▸ Passage shown

★ ★ ★ ★ ★ ★ ★

A Lip Smackers Recruitment Story!
Hi! I’ve been dying to share my recruitment story for this entire semester… finally, winter break is here and I had a little bit of down time to type it all up ☺ So here we go!
I went through recruitment this past August at a big university where I went in not knowing anyone. I am an out-of-stater, and while there are quite a few at my university, I knew that I’d still stick out like a sore thumb. I wanted to go somewhere very far away from home where I could kind of start fresh. I’ve always wanted to join a sorority (my grandmother was in one, as well as close family friends) and it became clear to me that joining a chapter would be very beneficial in helping me meet new people and make connections at a school so far from home.

★ ★ ★ ★ ★ ★ ★

(Spatial annotation entries)
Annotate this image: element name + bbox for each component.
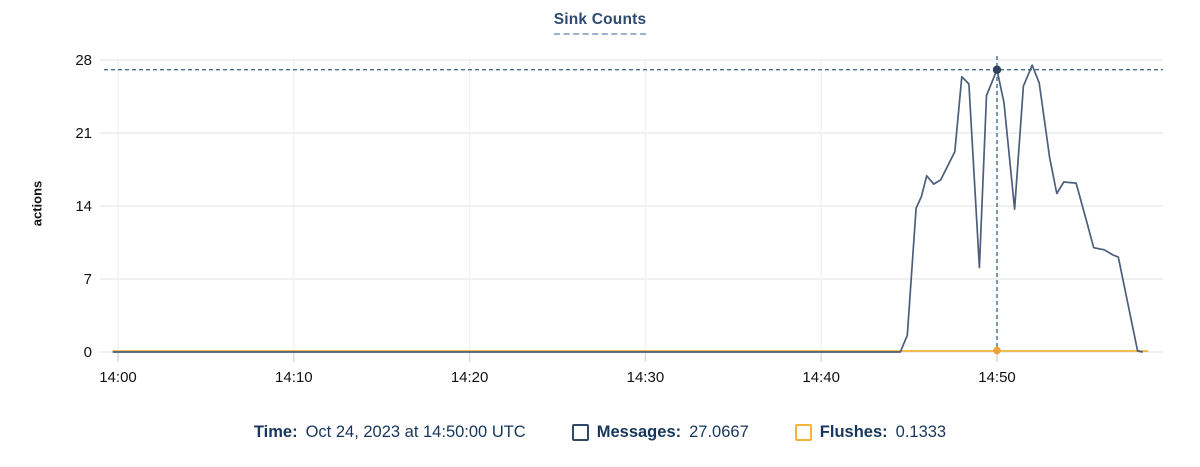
messages-line[interactable] bbox=[112, 64, 1144, 353]
chart-header: Sink Counts bbox=[0, 11, 1200, 35]
hover-point-messages[interactable] bbox=[992, 65, 1002, 74]
legend-item-messages: Messages: 27.0667 bbox=[571, 423, 749, 442]
flushes-label: Flushes: bbox=[819, 423, 888, 441]
messages-label: Messages: bbox=[596, 423, 682, 441]
hover-legend: Time: Oct 24, 2023 at 14:50:00 UTC Messa… bbox=[0, 423, 1200, 442]
x-tick-label: 14:40 bbox=[802, 369, 840, 386]
legend-item-time: Time: Oct 24, 2023 at 14:50:00 UTC bbox=[254, 423, 526, 442]
y-tick-label: 28 bbox=[75, 52, 92, 69]
x-tick-label: 14:50 bbox=[978, 369, 1016, 386]
messages-swatch-icon bbox=[571, 424, 589, 441]
flushes-swatch-icon bbox=[794, 424, 812, 441]
chart-title[interactable]: Sink Counts bbox=[553, 11, 647, 35]
x-tick-label: 14:00 bbox=[99, 369, 137, 386]
x-tick-label: 14:20 bbox=[451, 369, 489, 386]
y-tick-label: 7 bbox=[84, 271, 92, 288]
y-tick-label: 0 bbox=[84, 344, 92, 361]
y-tick-label: 21 bbox=[75, 125, 92, 142]
messages-value: 27.0667 bbox=[689, 423, 749, 441]
hover-point-flushes[interactable] bbox=[993, 346, 1001, 355]
x-tick-label: 14:10 bbox=[275, 369, 313, 386]
y-tick-label: 14 bbox=[75, 198, 92, 215]
chart-plot-area[interactable]: 0 7 14 21 28 14:00 14:10 14:20 14:30 14:40 14:50 bbox=[0, 0, 1200, 410]
legend-item-flushes: Flushes: 0.1333 bbox=[794, 423, 947, 442]
x-tick-label: 14:30 bbox=[627, 369, 665, 386]
time-value: Oct 24, 2023 at 14:50:00 UTC bbox=[305, 423, 526, 441]
flushes-value: 0.1333 bbox=[895, 423, 947, 441]
time-label: Time: bbox=[253, 423, 298, 441]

★ ★ ★ ★ ★ ★ ★

▸ Short problem A
Copy out the portion of the recruitment story from "I went through" up to and including "far from home.".
▸ Short problem B
Answer these questions using the recruitment story:
(i) Which break gave the writer time to type up the story?
(ii) In what month did the writer go through recruitment?
(iii) Which relative of the writer was in a sorority?

▸ Expected answer A
I went through recruitment this past August at a big university where I went in not knowing anyone. I am an out-of-stater, and while there are quite a few at my university, I knew that I’d still stick out like a sore thumb. I wanted to go somewhere very far away from home where I could kind of start fresh. I’ve always wanted to join a sorority (my grandmother was in one, as well as close family friends) and it became clear to me that joining a chapter would be very beneficial in helping me meet new people and make connections at a school so far from home.

▸ Expected answer B
(i) Winter break.
(ii) August.
(iii) The writer's grandmother.